══ Records for the task ══

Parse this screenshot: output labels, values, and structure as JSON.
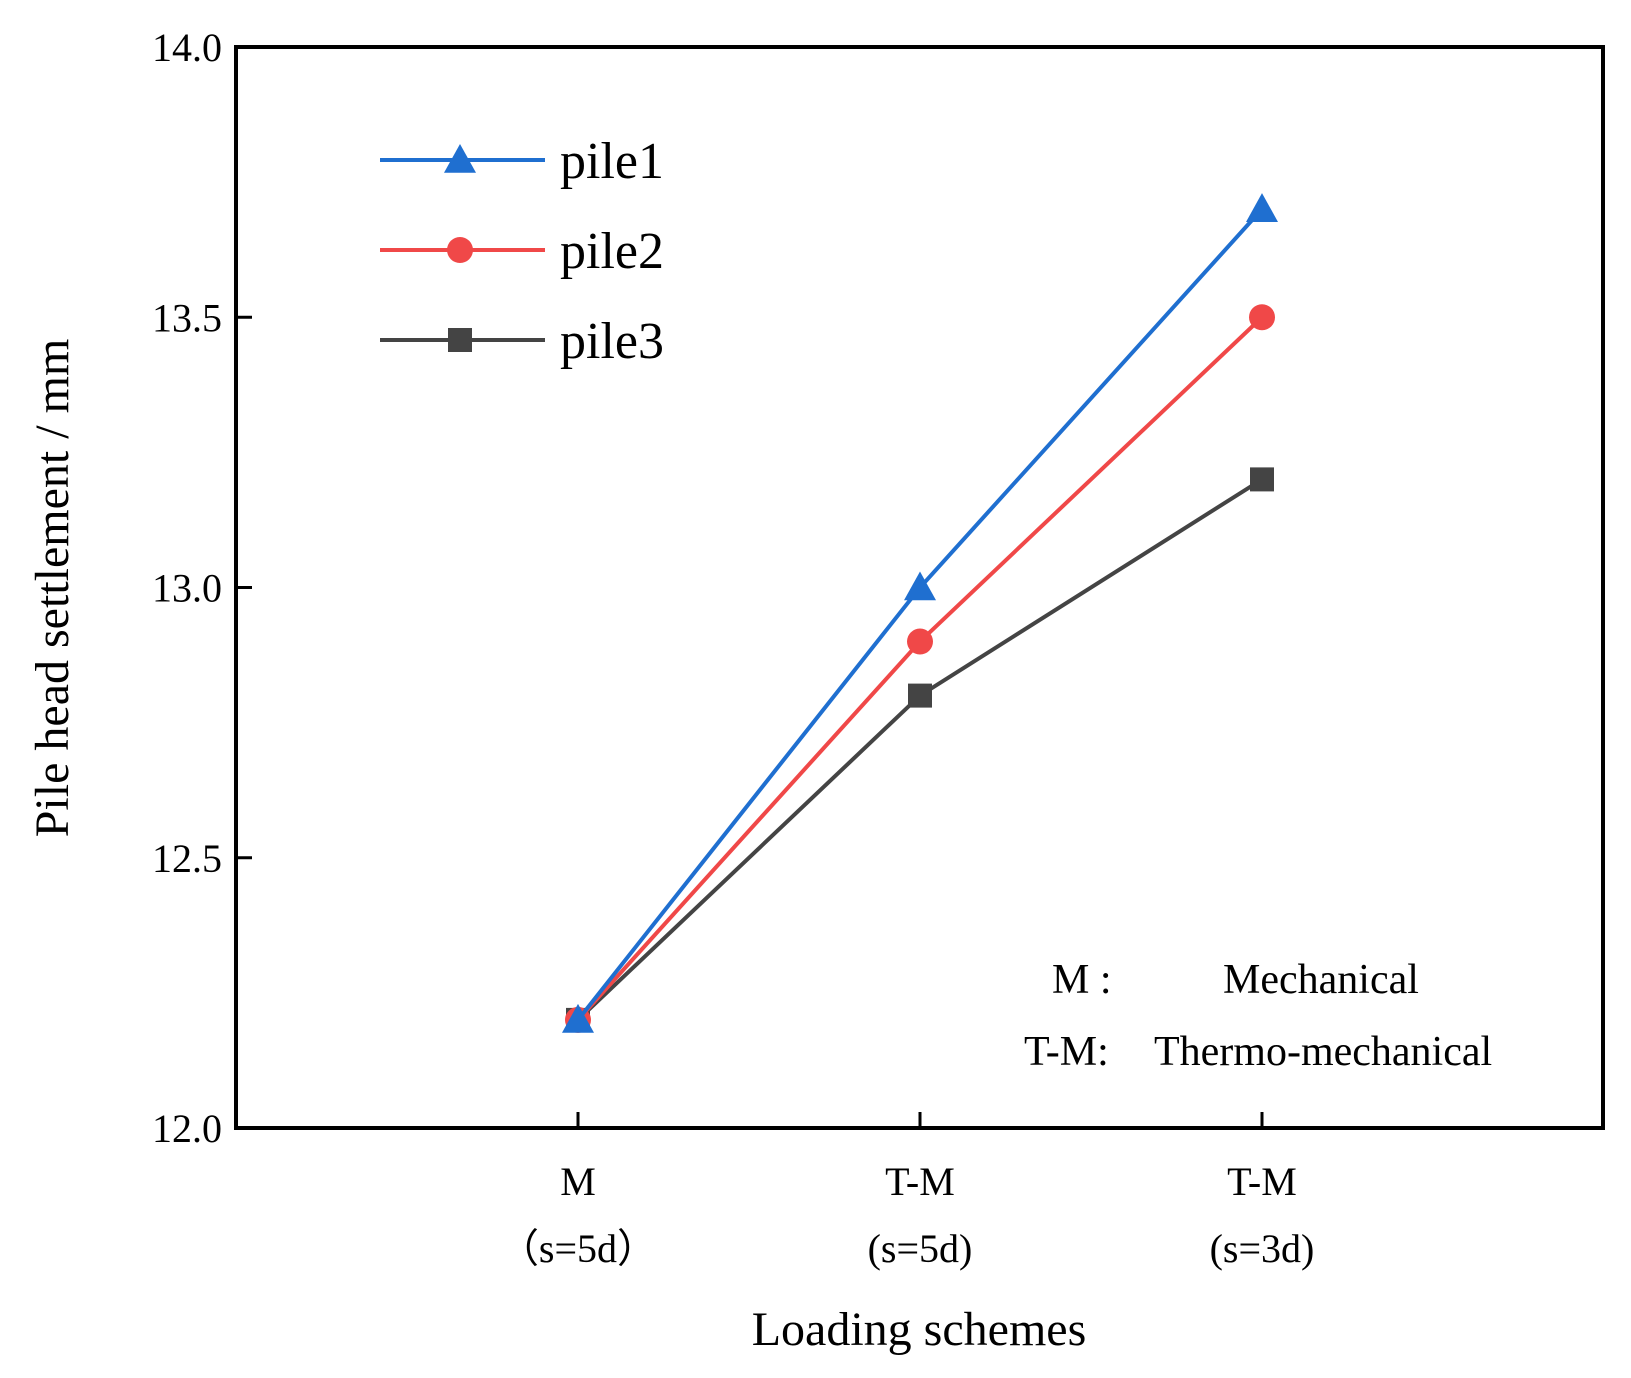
{
  "chart_data": {
    "type": "line",
    "title": "",
    "xlabel": "Loading schemes",
    "ylabel": "Pile head settlement / mm",
    "categories": [
      {
        "line1": "M",
        "line2": "（s=5d）"
      },
      {
        "line1": "T-M",
        "line2": "(s=5d)"
      },
      {
        "line1": "T-M",
        "line2": "(s=3d)"
      }
    ],
    "ylim": [
      12.0,
      14.0
    ],
    "yticks": [
      12.0,
      12.5,
      13.0,
      13.5,
      14.0
    ],
    "ytick_labels": [
      "12.0",
      "12.5",
      "13.0",
      "13.5",
      "14.0"
    ],
    "grid": false,
    "legend_position": "top-left",
    "series": [
      {
        "name": "pile1",
        "color": "#1f6fd0",
        "marker": "triangle",
        "values": [
          12.2,
          13.0,
          13.7
        ]
      },
      {
        "name": "pile2",
        "color": "#f04848",
        "marker": "circle",
        "values": [
          12.2,
          12.9,
          13.5
        ]
      },
      {
        "name": "pile3",
        "color": "#444444",
        "marker": "square",
        "values": [
          12.2,
          12.8,
          13.2
        ]
      }
    ],
    "annotations": [
      {
        "key": "M :",
        "desc": "Mechanical"
      },
      {
        "key": "T-M:",
        "desc": "Thermo-mechanical"
      }
    ]
  }
}
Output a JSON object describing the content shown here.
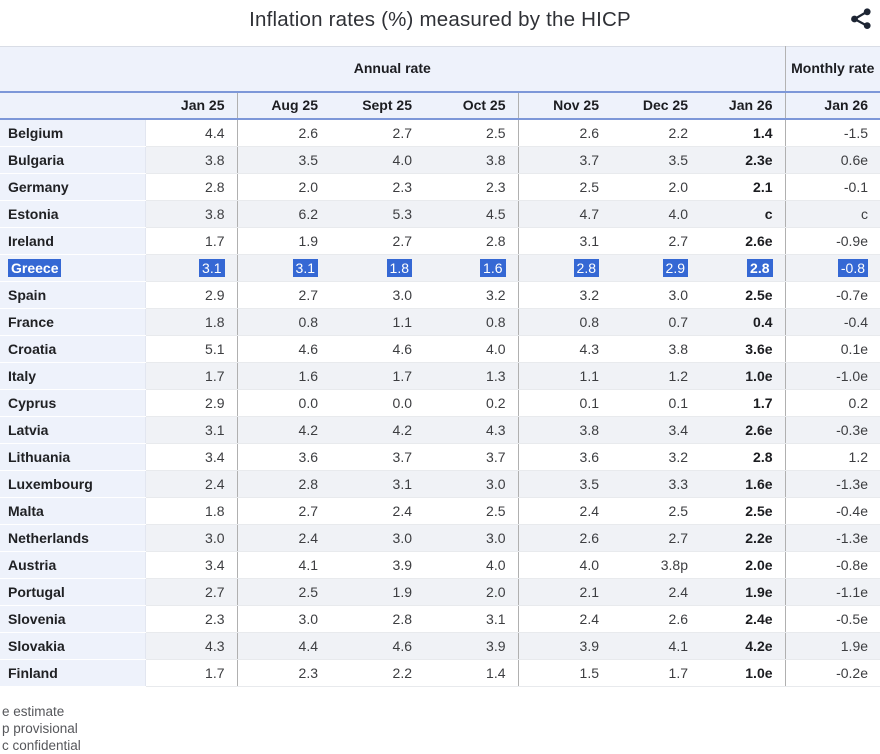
{
  "header": {
    "title": "Inflation rates (%) measured by the HICP",
    "share_icon": "share-icon"
  },
  "chart_data": {
    "type": "table",
    "title": "Inflation rates (%) measured by the HICP",
    "group_headers": {
      "annual": "Annual rate",
      "monthly": "Monthly rate"
    },
    "annual_columns": [
      "Jan 25",
      "Aug 25",
      "Sept 25",
      "Oct 25",
      "Nov 25",
      "Dec 25",
      "Jan 26"
    ],
    "monthly_column": "Jan 26",
    "rows": [
      {
        "country": "Belgium",
        "annual": [
          "4.4",
          "2.6",
          "2.7",
          "2.5",
          "2.6",
          "2.2",
          "1.4"
        ],
        "monthly": "-1.5",
        "highlighted": false
      },
      {
        "country": "Bulgaria",
        "annual": [
          "3.8",
          "3.5",
          "4.0",
          "3.8",
          "3.7",
          "3.5",
          "2.3e"
        ],
        "monthly": "0.6e",
        "highlighted": false
      },
      {
        "country": "Germany",
        "annual": [
          "2.8",
          "2.0",
          "2.3",
          "2.3",
          "2.5",
          "2.0",
          "2.1"
        ],
        "monthly": "-0.1",
        "highlighted": false
      },
      {
        "country": "Estonia",
        "annual": [
          "3.8",
          "6.2",
          "5.3",
          "4.5",
          "4.7",
          "4.0",
          "c"
        ],
        "monthly": "c",
        "highlighted": false
      },
      {
        "country": "Ireland",
        "annual": [
          "1.7",
          "1.9",
          "2.7",
          "2.8",
          "3.1",
          "2.7",
          "2.6e"
        ],
        "monthly": "-0.9e",
        "highlighted": false
      },
      {
        "country": "Greece",
        "annual": [
          "3.1",
          "3.1",
          "1.8",
          "1.6",
          "2.8",
          "2.9",
          "2.8"
        ],
        "monthly": "-0.8",
        "highlighted": true
      },
      {
        "country": "Spain",
        "annual": [
          "2.9",
          "2.7",
          "3.0",
          "3.2",
          "3.2",
          "3.0",
          "2.5e"
        ],
        "monthly": "-0.7e",
        "highlighted": false
      },
      {
        "country": "France",
        "annual": [
          "1.8",
          "0.8",
          "1.1",
          "0.8",
          "0.8",
          "0.7",
          "0.4"
        ],
        "monthly": "-0.4",
        "highlighted": false
      },
      {
        "country": "Croatia",
        "annual": [
          "5.1",
          "4.6",
          "4.6",
          "4.0",
          "4.3",
          "3.8",
          "3.6e"
        ],
        "monthly": "0.1e",
        "highlighted": false
      },
      {
        "country": "Italy",
        "annual": [
          "1.7",
          "1.6",
          "1.7",
          "1.3",
          "1.1",
          "1.2",
          "1.0e"
        ],
        "monthly": "-1.0e",
        "highlighted": false
      },
      {
        "country": "Cyprus",
        "annual": [
          "2.9",
          "0.0",
          "0.0",
          "0.2",
          "0.1",
          "0.1",
          "1.7"
        ],
        "monthly": "0.2",
        "highlighted": false
      },
      {
        "country": "Latvia",
        "annual": [
          "3.1",
          "4.2",
          "4.2",
          "4.3",
          "3.8",
          "3.4",
          "2.6e"
        ],
        "monthly": "-0.3e",
        "highlighted": false
      },
      {
        "country": "Lithuania",
        "annual": [
          "3.4",
          "3.6",
          "3.7",
          "3.7",
          "3.6",
          "3.2",
          "2.8"
        ],
        "monthly": "1.2",
        "highlighted": false
      },
      {
        "country": "Luxembourg",
        "annual": [
          "2.4",
          "2.8",
          "3.1",
          "3.0",
          "3.5",
          "3.3",
          "1.6e"
        ],
        "monthly": "-1.3e",
        "highlighted": false
      },
      {
        "country": "Malta",
        "annual": [
          "1.8",
          "2.7",
          "2.4",
          "2.5",
          "2.4",
          "2.5",
          "2.5e"
        ],
        "monthly": "-0.4e",
        "highlighted": false
      },
      {
        "country": "Netherlands",
        "annual": [
          "3.0",
          "2.4",
          "3.0",
          "3.0",
          "2.6",
          "2.7",
          "2.2e"
        ],
        "monthly": "-1.3e",
        "highlighted": false
      },
      {
        "country": "Austria",
        "annual": [
          "3.4",
          "4.1",
          "3.9",
          "4.0",
          "4.0",
          "3.8p",
          "2.0e"
        ],
        "monthly": "-0.8e",
        "highlighted": false
      },
      {
        "country": "Portugal",
        "annual": [
          "2.7",
          "2.5",
          "1.9",
          "2.0",
          "2.1",
          "2.4",
          "1.9e"
        ],
        "monthly": "-1.1e",
        "highlighted": false
      },
      {
        "country": "Slovenia",
        "annual": [
          "2.3",
          "3.0",
          "2.8",
          "3.1",
          "2.4",
          "2.6",
          "2.4e"
        ],
        "monthly": "-0.5e",
        "highlighted": false
      },
      {
        "country": "Slovakia",
        "annual": [
          "4.3",
          "4.4",
          "4.6",
          "3.9",
          "3.9",
          "4.1",
          "4.2e"
        ],
        "monthly": "1.9e",
        "highlighted": false
      },
      {
        "country": "Finland",
        "annual": [
          "1.7",
          "2.3",
          "2.2",
          "1.4",
          "1.5",
          "1.7",
          "1.0e"
        ],
        "monthly": "-0.2e",
        "highlighted": false
      }
    ]
  },
  "footnotes": [
    "e estimate",
    "p provisional",
    "c confidential"
  ],
  "colors": {
    "selection_highlight": "#3568d4",
    "header_background": "#eef2fb",
    "row_stripe": "#f0f2f6",
    "header_rule_blue": "#7d97d8",
    "column_divider": "#b0b0b0",
    "icon": "#1d2533"
  }
}
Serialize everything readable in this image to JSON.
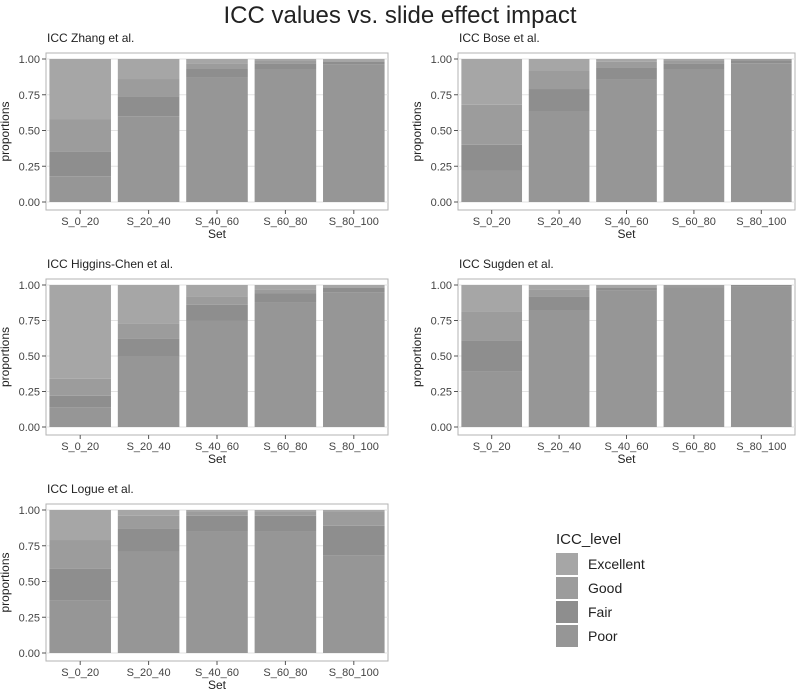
{
  "title": "ICC values vs. slide effect impact",
  "colors": {
    "Excellent": "#a6a6a6",
    "Good": "#9c9c9c",
    "Fair": "#8e8e8e",
    "Poor": "#969696",
    "panel_border": "#b3b3b3",
    "grid": "#e3e3e3"
  },
  "chart_data": [
    {
      "type": "bar",
      "stacked": true,
      "title": "ICC Zhang et al.",
      "xlabel": "Set",
      "ylabel": "proportions",
      "ylim": [
        0,
        1
      ],
      "yticks": [
        "0.00",
        "0.25",
        "0.50",
        "0.75",
        "1.00"
      ],
      "categories": [
        "S_0_20",
        "S_20_40",
        "S_40_60",
        "S_60_80",
        "S_80_100"
      ],
      "series": [
        {
          "name": "Poor",
          "values": [
            0.18,
            0.6,
            0.87,
            0.93,
            0.96
          ]
        },
        {
          "name": "Fair",
          "values": [
            0.17,
            0.14,
            0.06,
            0.04,
            0.02
          ]
        },
        {
          "name": "Good",
          "values": [
            0.23,
            0.12,
            0.04,
            0.02,
            0.01
          ]
        },
        {
          "name": "Excellent",
          "values": [
            0.42,
            0.14,
            0.03,
            0.01,
            0.01
          ]
        }
      ]
    },
    {
      "type": "bar",
      "stacked": true,
      "title": "ICC Bose et al.",
      "xlabel": "Set",
      "ylabel": "proportions",
      "ylim": [
        0,
        1
      ],
      "yticks": [
        "0.00",
        "0.25",
        "0.50",
        "0.75",
        "1.00"
      ],
      "categories": [
        "S_0_20",
        "S_20_40",
        "S_40_60",
        "S_60_80",
        "S_80_100"
      ],
      "series": [
        {
          "name": "Poor",
          "values": [
            0.22,
            0.63,
            0.86,
            0.93,
            0.97
          ]
        },
        {
          "name": "Fair",
          "values": [
            0.18,
            0.16,
            0.08,
            0.04,
            0.02
          ]
        },
        {
          "name": "Good",
          "values": [
            0.28,
            0.13,
            0.04,
            0.02,
            0.01
          ]
        },
        {
          "name": "Excellent",
          "values": [
            0.32,
            0.08,
            0.02,
            0.01,
            0.0
          ]
        }
      ]
    },
    {
      "type": "bar",
      "stacked": true,
      "title": "ICC Higgins-Chen et al.",
      "xlabel": "Set",
      "ylabel": "proportions",
      "ylim": [
        0,
        1
      ],
      "yticks": [
        "0.00",
        "0.25",
        "0.50",
        "0.75",
        "1.00"
      ],
      "categories": [
        "S_0_20",
        "S_20_40",
        "S_40_60",
        "S_60_80",
        "S_80_100"
      ],
      "series": [
        {
          "name": "Poor",
          "values": [
            0.14,
            0.5,
            0.75,
            0.88,
            0.95
          ]
        },
        {
          "name": "Fair",
          "values": [
            0.08,
            0.12,
            0.11,
            0.06,
            0.03
          ]
        },
        {
          "name": "Good",
          "values": [
            0.12,
            0.11,
            0.06,
            0.03,
            0.01
          ]
        },
        {
          "name": "Excellent",
          "values": [
            0.66,
            0.27,
            0.08,
            0.03,
            0.01
          ]
        }
      ]
    },
    {
      "type": "bar",
      "stacked": true,
      "title": "ICC Sugden et al.",
      "xlabel": "Set",
      "ylabel": "proportions",
      "ylim": [
        0,
        1
      ],
      "yticks": [
        "0.00",
        "0.25",
        "0.50",
        "0.75",
        "1.00"
      ],
      "categories": [
        "S_0_20",
        "S_20_40",
        "S_40_60",
        "S_60_80",
        "S_80_100"
      ],
      "series": [
        {
          "name": "Poor",
          "values": [
            0.39,
            0.82,
            0.96,
            0.98,
            0.99
          ]
        },
        {
          "name": "Fair",
          "values": [
            0.22,
            0.1,
            0.02,
            0.01,
            0.01
          ]
        },
        {
          "name": "Good",
          "values": [
            0.2,
            0.05,
            0.01,
            0.01,
            0.0
          ]
        },
        {
          "name": "Excellent",
          "values": [
            0.19,
            0.03,
            0.01,
            0.0,
            0.0
          ]
        }
      ]
    },
    {
      "type": "bar",
      "stacked": true,
      "title": "ICC Logue et al.",
      "xlabel": "Set",
      "ylabel": "proportions",
      "ylim": [
        0,
        1
      ],
      "yticks": [
        "0.00",
        "0.25",
        "0.50",
        "0.75",
        "1.00"
      ],
      "categories": [
        "S_0_20",
        "S_20_40",
        "S_40_60",
        "S_60_80",
        "S_80_100"
      ],
      "series": [
        {
          "name": "Poor",
          "values": [
            0.37,
            0.71,
            0.85,
            0.85,
            0.68
          ]
        },
        {
          "name": "Fair",
          "values": [
            0.22,
            0.16,
            0.11,
            0.11,
            0.21
          ]
        },
        {
          "name": "Good",
          "values": [
            0.2,
            0.09,
            0.03,
            0.03,
            0.1
          ]
        },
        {
          "name": "Excellent",
          "values": [
            0.21,
            0.04,
            0.01,
            0.01,
            0.01
          ]
        }
      ]
    }
  ],
  "legend": {
    "title": "ICC_level",
    "items": [
      "Excellent",
      "Good",
      "Fair",
      "Poor"
    ]
  }
}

═══

» **Goal**
Determine how many lines of the records above contain the word "title", and report only that number.

» **Written answer**
10